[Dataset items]
━━━━━━━━━━
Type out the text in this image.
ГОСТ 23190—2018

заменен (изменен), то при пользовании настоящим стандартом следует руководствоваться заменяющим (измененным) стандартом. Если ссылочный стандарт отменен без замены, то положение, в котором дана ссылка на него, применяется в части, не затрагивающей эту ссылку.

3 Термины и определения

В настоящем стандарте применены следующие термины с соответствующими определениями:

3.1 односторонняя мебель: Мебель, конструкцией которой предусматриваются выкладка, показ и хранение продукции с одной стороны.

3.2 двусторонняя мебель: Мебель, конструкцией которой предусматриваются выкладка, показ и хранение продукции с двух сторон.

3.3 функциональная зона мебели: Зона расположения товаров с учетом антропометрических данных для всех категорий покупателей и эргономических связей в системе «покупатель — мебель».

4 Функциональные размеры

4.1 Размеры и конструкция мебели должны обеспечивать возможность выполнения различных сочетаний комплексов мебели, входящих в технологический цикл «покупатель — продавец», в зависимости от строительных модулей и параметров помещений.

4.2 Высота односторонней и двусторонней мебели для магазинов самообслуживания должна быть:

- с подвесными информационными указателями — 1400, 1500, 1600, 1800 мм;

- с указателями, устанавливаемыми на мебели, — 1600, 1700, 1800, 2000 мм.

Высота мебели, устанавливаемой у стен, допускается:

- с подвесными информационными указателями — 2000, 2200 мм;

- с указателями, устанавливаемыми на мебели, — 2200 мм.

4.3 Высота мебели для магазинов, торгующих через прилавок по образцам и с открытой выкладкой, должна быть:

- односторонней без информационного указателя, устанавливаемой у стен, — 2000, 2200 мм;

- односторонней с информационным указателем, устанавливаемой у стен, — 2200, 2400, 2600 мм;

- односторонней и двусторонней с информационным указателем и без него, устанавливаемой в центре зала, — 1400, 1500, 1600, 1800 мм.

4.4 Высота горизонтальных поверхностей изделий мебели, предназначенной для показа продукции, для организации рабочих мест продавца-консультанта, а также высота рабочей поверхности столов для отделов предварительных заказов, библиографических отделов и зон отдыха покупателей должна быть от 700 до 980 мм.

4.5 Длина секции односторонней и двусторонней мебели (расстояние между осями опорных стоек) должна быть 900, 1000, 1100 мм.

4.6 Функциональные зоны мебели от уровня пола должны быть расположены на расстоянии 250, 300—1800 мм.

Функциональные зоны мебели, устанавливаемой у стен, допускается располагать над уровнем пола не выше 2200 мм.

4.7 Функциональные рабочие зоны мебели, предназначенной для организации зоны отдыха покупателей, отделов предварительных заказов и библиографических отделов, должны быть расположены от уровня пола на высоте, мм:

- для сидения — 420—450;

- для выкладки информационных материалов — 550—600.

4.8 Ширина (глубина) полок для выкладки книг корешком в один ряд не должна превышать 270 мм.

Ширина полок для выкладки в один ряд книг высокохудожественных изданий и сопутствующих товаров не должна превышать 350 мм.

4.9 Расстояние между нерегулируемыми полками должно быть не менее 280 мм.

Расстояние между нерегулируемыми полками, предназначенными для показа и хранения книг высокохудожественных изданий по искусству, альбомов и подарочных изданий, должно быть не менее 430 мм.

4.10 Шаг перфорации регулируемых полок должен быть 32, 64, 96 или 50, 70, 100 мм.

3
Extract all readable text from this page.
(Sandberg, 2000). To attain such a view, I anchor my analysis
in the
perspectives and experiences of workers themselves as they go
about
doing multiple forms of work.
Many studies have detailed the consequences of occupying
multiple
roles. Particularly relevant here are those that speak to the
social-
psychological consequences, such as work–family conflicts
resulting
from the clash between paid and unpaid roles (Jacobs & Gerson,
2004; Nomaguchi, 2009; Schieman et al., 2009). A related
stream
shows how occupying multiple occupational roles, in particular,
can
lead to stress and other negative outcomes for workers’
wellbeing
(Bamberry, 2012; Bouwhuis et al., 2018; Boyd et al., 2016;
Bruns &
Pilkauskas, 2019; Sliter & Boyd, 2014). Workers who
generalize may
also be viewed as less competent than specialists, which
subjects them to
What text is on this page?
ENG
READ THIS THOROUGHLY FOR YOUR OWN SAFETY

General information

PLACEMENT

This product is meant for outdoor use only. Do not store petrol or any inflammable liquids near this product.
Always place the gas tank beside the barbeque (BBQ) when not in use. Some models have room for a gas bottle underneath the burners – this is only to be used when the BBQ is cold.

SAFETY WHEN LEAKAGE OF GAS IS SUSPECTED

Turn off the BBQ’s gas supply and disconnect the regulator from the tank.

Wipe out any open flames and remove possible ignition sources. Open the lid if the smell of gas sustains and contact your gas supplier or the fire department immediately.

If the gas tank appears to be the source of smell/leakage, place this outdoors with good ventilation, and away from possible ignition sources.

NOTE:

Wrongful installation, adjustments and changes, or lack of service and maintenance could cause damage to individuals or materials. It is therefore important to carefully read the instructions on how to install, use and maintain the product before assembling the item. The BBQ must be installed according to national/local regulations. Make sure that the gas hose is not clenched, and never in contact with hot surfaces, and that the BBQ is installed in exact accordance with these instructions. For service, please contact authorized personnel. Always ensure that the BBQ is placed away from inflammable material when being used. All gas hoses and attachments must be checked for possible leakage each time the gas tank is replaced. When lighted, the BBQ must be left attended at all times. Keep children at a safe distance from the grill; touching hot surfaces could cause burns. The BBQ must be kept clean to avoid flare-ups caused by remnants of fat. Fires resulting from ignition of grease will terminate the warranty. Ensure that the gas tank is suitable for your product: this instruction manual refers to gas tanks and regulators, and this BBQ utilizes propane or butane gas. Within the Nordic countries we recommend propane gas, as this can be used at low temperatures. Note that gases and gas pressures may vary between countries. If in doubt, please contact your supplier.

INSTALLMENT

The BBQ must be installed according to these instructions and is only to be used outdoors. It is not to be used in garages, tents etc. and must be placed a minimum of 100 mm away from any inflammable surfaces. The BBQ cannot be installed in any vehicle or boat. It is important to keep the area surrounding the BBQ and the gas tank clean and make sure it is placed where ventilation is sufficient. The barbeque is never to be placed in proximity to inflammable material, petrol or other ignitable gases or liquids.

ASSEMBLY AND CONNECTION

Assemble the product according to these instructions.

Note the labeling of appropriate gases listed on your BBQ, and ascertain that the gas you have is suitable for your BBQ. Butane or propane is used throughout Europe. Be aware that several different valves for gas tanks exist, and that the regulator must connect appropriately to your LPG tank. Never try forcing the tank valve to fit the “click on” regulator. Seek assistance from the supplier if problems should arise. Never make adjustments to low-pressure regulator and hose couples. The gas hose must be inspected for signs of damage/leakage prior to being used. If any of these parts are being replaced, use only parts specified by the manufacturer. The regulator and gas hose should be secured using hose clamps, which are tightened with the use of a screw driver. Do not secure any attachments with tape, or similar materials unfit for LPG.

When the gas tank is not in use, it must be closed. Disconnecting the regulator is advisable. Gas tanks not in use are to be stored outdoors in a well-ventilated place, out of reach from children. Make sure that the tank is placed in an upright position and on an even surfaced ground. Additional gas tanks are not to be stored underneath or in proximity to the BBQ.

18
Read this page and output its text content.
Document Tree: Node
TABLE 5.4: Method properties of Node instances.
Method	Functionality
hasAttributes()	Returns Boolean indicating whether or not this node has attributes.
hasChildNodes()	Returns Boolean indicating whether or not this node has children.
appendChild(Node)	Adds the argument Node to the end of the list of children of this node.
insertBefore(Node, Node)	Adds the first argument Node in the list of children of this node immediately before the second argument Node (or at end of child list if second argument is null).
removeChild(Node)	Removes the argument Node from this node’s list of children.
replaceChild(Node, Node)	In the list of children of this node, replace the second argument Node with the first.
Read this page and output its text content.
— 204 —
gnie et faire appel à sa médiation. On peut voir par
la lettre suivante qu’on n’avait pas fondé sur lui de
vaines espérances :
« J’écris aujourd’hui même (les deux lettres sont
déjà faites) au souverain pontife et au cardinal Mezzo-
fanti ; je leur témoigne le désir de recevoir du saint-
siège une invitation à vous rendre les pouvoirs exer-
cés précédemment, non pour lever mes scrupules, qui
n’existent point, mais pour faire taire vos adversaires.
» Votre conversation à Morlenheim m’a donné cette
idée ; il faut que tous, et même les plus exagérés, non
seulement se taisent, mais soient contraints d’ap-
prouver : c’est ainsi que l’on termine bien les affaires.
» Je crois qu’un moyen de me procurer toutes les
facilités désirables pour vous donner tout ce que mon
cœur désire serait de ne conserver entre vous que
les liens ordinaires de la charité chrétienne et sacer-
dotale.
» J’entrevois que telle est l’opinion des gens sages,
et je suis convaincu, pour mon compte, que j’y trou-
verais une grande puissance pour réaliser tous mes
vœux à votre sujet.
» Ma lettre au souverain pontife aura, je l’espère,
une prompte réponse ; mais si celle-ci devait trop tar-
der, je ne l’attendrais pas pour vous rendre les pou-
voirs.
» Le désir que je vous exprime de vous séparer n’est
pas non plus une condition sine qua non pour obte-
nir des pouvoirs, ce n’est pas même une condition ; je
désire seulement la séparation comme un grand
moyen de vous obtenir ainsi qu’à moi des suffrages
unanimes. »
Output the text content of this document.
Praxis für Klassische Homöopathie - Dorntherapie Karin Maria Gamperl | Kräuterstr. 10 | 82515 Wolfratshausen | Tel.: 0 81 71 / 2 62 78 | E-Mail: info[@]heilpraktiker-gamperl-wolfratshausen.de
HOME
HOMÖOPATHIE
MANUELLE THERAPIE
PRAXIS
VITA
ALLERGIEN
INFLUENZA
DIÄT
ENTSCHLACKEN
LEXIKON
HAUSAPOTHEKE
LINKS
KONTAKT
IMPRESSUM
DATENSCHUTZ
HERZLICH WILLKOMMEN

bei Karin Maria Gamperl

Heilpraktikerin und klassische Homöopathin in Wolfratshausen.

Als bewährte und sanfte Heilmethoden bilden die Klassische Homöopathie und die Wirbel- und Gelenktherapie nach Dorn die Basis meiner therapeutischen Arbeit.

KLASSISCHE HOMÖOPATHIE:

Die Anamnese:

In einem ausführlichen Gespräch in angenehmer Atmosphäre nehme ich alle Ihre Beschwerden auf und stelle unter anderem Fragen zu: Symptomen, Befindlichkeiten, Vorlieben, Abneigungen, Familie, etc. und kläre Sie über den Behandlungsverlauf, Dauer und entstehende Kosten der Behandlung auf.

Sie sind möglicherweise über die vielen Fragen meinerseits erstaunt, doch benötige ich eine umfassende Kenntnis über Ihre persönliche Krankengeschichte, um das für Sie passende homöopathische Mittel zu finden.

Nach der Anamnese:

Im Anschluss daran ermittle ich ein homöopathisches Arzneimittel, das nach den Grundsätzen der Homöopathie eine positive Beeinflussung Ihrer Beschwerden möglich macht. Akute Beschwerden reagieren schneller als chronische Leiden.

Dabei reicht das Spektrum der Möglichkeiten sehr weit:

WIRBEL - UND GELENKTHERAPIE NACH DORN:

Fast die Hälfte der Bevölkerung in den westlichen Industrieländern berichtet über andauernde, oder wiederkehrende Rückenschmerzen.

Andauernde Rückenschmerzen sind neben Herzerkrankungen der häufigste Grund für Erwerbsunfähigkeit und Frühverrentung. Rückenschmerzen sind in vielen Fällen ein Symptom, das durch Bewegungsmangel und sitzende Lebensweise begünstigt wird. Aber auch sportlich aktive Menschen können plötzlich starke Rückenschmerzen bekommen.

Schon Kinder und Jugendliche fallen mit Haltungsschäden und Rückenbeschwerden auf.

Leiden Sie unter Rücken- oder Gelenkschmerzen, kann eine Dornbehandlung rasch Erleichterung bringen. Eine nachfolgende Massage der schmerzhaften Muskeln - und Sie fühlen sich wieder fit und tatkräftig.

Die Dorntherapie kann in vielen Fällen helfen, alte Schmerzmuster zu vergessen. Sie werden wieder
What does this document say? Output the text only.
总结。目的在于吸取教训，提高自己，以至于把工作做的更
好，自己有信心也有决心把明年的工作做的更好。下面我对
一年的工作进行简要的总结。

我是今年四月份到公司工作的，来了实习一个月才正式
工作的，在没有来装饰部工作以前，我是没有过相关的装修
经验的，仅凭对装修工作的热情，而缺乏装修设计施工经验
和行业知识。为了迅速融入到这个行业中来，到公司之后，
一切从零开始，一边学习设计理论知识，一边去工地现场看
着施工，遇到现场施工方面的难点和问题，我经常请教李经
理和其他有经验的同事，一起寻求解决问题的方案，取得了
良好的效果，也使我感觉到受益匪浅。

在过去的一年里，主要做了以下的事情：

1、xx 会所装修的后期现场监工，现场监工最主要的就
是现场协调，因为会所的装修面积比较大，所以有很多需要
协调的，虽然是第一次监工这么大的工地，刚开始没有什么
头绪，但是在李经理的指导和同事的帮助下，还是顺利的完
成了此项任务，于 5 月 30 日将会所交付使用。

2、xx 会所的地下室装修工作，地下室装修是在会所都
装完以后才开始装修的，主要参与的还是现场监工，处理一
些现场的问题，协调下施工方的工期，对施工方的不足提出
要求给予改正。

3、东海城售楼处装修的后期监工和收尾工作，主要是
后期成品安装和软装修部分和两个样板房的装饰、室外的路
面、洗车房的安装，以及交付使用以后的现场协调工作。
━━━━━━━━━━
-- PROBLEM DETAILS --
Report the number of lines holding the string "магазинов", without any other words.

-- TASK SOLUTION --
2